Problem requirements: Convert the material into a Markdown table with the columns Row and Listing line, starting at the first line of the material and ending at the line that contains "node-stakeholder-not-interviewed[interactable]: Stakeholder not". Leave out blank lines.

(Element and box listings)
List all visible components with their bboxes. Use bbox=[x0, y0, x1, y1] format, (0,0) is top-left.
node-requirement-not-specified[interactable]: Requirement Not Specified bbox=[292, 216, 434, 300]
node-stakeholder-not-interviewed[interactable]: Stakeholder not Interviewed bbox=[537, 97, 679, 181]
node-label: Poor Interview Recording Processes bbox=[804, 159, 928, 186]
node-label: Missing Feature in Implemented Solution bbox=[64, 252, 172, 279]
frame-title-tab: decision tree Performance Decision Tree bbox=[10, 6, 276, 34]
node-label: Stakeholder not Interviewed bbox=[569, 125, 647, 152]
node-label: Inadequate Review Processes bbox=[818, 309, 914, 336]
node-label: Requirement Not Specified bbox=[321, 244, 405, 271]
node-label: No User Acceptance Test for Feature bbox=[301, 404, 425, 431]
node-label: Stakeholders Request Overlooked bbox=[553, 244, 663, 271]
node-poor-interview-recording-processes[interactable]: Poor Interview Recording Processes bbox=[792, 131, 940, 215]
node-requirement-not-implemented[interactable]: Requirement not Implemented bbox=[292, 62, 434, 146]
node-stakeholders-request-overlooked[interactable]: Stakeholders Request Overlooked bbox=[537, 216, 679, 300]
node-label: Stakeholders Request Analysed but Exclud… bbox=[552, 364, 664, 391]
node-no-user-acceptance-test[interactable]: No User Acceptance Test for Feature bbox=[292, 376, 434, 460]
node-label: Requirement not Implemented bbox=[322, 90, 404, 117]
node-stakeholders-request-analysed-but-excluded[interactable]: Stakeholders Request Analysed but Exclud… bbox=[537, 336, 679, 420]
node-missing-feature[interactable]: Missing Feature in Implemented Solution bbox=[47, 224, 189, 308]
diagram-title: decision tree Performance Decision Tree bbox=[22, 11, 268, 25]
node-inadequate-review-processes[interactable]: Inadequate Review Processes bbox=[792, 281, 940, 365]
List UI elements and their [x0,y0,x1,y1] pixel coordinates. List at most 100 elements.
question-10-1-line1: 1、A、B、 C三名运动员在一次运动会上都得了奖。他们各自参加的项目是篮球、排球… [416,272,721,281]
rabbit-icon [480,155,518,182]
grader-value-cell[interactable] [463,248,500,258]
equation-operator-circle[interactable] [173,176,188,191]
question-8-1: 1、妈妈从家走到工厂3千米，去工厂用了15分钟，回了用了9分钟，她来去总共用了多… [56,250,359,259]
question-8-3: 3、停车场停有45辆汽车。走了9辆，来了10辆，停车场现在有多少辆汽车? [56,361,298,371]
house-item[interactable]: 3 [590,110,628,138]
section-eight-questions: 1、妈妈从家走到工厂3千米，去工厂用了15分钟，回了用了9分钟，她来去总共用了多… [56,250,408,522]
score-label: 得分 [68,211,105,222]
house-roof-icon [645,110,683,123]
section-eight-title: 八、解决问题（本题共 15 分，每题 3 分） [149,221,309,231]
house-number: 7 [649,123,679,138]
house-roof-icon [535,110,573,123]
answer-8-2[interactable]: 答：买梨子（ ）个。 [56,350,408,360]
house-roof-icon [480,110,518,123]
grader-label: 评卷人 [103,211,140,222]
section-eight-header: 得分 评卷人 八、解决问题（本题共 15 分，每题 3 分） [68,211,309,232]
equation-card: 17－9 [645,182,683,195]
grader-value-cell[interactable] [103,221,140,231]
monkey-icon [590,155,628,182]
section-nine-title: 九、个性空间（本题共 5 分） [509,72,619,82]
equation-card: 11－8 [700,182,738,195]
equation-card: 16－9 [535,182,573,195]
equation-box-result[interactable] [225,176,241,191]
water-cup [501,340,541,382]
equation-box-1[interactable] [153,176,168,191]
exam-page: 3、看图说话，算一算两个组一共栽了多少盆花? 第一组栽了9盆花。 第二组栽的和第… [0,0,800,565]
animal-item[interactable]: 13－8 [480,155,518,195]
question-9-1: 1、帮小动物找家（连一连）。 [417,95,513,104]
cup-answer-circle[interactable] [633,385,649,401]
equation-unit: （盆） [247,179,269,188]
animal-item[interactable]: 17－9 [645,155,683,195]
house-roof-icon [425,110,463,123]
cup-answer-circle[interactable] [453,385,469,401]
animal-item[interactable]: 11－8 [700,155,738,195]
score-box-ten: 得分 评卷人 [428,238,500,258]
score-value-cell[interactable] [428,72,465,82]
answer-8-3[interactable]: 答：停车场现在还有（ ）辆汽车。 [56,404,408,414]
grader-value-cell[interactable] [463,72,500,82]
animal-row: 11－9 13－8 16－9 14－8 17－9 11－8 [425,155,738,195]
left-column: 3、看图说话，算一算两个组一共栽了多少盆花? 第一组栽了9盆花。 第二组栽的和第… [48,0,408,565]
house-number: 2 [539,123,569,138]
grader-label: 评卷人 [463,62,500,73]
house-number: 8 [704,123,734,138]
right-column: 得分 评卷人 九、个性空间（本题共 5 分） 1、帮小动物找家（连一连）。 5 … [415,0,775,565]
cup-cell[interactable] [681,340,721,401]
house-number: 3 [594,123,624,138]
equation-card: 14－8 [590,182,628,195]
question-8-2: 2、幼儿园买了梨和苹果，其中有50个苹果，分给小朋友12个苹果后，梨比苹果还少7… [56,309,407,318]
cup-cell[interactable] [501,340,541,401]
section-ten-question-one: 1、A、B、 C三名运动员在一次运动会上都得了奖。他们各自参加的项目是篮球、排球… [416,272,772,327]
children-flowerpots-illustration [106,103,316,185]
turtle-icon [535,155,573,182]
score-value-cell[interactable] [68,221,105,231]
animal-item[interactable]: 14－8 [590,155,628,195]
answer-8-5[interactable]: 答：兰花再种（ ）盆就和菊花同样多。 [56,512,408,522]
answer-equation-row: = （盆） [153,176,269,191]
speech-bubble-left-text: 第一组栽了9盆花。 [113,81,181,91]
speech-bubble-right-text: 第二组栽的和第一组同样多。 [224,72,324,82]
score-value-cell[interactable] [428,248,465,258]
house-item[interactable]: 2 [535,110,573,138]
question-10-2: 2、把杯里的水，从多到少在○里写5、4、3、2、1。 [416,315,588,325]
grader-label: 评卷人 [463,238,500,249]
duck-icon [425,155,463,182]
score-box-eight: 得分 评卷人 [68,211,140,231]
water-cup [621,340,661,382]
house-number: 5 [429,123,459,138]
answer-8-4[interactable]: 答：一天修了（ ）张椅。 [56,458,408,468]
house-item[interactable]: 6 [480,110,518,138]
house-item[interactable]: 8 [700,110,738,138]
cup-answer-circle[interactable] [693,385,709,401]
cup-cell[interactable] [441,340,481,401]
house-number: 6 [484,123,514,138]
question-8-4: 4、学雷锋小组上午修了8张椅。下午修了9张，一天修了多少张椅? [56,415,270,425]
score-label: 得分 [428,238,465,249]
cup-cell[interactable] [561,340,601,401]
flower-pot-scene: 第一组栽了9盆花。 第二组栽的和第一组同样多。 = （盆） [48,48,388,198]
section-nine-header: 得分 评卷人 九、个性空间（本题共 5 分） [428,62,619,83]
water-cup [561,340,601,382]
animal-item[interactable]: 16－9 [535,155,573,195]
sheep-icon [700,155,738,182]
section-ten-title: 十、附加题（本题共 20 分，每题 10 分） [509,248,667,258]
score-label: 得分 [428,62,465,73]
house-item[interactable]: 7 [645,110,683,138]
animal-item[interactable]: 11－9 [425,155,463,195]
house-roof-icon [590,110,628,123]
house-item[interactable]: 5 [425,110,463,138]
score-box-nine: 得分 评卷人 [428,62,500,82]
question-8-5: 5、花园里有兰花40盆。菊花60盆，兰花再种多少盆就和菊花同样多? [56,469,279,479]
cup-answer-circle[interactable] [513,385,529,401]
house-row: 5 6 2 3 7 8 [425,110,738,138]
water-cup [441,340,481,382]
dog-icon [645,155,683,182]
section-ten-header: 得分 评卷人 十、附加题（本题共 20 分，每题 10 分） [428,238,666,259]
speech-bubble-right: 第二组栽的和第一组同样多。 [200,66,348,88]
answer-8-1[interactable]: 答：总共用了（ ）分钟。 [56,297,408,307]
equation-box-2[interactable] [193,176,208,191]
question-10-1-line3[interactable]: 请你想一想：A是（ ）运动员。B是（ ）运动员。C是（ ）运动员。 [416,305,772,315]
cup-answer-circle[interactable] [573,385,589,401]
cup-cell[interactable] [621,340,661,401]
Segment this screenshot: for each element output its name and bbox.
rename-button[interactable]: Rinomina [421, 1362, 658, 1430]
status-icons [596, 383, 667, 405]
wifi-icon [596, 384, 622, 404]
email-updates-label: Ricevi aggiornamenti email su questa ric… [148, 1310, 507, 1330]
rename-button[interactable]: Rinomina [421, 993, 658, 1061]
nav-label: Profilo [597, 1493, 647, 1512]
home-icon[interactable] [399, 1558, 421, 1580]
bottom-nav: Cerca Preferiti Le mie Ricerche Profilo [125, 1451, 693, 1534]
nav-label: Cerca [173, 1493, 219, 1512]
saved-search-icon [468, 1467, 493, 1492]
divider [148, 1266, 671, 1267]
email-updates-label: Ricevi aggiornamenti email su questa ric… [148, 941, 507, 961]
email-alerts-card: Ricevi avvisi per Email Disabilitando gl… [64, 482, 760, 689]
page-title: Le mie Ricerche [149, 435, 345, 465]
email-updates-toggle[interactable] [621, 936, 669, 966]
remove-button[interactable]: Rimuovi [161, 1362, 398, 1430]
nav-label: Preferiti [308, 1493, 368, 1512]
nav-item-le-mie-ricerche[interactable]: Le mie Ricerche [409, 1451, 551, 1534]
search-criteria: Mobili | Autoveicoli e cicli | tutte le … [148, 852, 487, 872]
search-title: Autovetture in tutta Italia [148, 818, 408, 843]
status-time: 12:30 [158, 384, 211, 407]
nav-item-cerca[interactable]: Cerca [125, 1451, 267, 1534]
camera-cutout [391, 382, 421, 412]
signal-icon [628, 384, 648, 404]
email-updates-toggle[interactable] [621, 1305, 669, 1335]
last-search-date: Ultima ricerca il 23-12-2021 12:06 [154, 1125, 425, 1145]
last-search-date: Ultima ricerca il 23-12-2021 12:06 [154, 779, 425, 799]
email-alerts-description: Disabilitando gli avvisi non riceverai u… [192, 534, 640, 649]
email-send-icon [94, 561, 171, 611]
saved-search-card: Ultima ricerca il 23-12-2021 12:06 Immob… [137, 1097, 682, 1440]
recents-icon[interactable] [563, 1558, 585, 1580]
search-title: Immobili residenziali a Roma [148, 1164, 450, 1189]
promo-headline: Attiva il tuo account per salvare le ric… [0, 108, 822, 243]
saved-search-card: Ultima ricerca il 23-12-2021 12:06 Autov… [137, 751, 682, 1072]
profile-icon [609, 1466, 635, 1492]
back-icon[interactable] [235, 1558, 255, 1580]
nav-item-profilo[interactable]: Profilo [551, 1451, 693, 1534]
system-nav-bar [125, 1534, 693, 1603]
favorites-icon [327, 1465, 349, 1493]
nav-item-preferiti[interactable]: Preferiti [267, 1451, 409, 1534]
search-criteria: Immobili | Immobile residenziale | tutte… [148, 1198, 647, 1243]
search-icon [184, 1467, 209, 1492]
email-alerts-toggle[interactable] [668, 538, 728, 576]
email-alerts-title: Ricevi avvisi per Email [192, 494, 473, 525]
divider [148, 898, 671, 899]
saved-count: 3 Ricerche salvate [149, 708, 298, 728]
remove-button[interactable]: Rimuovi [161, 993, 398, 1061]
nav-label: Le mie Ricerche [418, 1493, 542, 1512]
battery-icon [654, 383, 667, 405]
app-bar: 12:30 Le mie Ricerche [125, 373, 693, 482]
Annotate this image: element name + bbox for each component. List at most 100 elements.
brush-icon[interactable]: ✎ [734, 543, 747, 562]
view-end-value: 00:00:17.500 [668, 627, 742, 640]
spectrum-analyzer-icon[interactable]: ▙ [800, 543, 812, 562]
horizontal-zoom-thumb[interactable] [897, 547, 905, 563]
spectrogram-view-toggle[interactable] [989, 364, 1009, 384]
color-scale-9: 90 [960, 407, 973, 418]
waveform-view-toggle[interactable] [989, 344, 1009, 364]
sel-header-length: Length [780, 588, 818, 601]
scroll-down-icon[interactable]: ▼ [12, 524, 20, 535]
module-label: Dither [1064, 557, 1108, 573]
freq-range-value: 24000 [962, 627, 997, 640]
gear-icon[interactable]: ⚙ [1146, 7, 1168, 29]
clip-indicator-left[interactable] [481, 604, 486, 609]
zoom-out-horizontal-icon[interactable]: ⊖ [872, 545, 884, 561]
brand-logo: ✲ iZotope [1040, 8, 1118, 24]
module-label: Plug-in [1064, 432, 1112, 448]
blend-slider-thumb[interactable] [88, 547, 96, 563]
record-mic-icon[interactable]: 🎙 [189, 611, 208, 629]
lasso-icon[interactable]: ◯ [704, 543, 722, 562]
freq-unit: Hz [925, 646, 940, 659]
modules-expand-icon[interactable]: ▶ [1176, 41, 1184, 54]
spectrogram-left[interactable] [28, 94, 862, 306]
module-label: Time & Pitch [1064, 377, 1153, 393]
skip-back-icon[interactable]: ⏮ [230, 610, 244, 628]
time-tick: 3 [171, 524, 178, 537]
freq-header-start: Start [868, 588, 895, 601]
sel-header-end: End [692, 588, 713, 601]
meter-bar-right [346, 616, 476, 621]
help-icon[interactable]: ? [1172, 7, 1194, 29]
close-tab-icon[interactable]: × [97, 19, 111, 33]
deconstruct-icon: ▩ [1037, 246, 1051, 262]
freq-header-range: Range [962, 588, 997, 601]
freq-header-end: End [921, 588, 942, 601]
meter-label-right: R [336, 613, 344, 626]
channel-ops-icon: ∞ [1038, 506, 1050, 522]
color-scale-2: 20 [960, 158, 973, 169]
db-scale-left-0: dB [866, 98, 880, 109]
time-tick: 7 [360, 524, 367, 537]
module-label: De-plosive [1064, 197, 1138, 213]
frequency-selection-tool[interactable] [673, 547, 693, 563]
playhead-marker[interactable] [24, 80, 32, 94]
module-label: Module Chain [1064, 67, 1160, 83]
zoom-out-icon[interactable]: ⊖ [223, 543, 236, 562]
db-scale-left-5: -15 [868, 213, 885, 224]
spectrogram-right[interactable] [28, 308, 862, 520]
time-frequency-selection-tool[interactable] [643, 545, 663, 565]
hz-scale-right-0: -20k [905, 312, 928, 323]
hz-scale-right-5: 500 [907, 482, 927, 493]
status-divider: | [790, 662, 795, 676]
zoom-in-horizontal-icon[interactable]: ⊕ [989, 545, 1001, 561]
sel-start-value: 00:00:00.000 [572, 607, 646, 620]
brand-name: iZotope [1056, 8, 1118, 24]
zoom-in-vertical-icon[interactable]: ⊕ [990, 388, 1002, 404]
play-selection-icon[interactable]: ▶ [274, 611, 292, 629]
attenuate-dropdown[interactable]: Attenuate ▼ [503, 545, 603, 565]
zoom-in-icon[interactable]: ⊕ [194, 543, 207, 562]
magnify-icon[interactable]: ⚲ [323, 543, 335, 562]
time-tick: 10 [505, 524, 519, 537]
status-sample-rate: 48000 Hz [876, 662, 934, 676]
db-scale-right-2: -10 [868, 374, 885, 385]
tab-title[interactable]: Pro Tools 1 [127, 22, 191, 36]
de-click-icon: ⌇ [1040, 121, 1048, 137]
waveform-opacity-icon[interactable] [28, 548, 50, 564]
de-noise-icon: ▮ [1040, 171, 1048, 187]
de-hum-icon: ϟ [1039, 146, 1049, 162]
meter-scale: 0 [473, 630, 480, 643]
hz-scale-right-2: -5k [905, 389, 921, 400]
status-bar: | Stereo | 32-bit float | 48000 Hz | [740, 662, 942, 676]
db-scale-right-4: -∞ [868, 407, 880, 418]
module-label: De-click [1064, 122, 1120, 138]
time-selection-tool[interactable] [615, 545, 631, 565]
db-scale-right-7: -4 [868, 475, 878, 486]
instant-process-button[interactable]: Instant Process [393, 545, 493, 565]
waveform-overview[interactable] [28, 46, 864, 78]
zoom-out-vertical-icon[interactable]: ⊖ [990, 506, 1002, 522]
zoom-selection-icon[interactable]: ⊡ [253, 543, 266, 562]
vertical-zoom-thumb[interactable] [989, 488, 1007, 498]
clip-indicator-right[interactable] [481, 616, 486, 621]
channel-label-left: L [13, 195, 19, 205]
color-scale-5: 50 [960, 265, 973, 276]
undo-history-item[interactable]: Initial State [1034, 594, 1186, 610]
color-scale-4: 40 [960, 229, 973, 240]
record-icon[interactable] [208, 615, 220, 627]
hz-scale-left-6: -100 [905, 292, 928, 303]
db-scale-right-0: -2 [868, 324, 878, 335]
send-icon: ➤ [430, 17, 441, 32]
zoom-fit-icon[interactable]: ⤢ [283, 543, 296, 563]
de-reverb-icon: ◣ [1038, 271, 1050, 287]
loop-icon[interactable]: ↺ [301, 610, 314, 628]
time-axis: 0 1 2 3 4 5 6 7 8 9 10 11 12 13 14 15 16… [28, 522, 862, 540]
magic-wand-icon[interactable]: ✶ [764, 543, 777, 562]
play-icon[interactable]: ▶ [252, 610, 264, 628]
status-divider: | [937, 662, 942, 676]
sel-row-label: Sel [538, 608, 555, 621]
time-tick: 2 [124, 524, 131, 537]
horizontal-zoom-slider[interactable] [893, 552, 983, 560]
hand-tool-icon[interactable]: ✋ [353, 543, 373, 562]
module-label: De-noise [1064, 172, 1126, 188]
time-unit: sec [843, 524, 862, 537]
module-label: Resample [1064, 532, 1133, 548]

Result below:
| Row | Listing line |
|---|---|
| 1 | List all visible components with their bboxes. Use bbox=[x0, y0, x1, y1] format, (0,0) is top-left. |
| 2 | node-requirement-not-specified[interactable]: Requirement Not Specified bbox=[292, 216, 434, 300] |
| 3 | node-stakeholder-not-interviewed[interactable]: Stakeholder not Interviewed bbox=[537, 97, 679, 181] |